» **Given request**:
Which lines hold the word "text"? Copy each one.

________________________

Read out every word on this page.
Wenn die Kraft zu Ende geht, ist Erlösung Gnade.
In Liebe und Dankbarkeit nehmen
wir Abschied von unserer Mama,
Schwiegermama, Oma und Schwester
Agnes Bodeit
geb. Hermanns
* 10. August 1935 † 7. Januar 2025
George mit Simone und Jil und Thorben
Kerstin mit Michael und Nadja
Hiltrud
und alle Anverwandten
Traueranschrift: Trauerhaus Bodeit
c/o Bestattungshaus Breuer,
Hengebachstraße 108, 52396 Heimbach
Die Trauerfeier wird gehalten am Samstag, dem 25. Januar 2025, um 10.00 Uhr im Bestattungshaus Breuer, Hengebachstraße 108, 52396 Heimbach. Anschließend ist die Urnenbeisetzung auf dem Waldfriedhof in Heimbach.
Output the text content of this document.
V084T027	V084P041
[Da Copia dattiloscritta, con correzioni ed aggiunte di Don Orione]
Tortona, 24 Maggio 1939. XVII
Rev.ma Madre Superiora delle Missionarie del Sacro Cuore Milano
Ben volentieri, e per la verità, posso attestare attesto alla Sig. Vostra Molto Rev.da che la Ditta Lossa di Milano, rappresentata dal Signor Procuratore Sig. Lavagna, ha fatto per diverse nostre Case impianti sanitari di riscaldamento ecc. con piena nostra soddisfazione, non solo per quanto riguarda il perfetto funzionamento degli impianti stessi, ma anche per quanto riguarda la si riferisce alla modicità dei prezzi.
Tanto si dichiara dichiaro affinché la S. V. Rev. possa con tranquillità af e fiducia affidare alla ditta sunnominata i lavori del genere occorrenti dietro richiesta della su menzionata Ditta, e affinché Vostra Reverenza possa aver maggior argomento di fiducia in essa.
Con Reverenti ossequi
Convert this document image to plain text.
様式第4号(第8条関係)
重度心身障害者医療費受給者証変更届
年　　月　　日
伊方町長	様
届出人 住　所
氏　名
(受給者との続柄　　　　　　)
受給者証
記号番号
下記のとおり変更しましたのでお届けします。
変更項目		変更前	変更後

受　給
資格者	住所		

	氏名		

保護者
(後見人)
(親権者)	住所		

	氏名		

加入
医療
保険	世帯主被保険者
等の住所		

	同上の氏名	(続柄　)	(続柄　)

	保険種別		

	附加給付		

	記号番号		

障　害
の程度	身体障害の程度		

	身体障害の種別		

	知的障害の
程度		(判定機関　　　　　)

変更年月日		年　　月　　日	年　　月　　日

________________________

» **Task output**:
Output the text content of this document.
Convert this document image to plain text.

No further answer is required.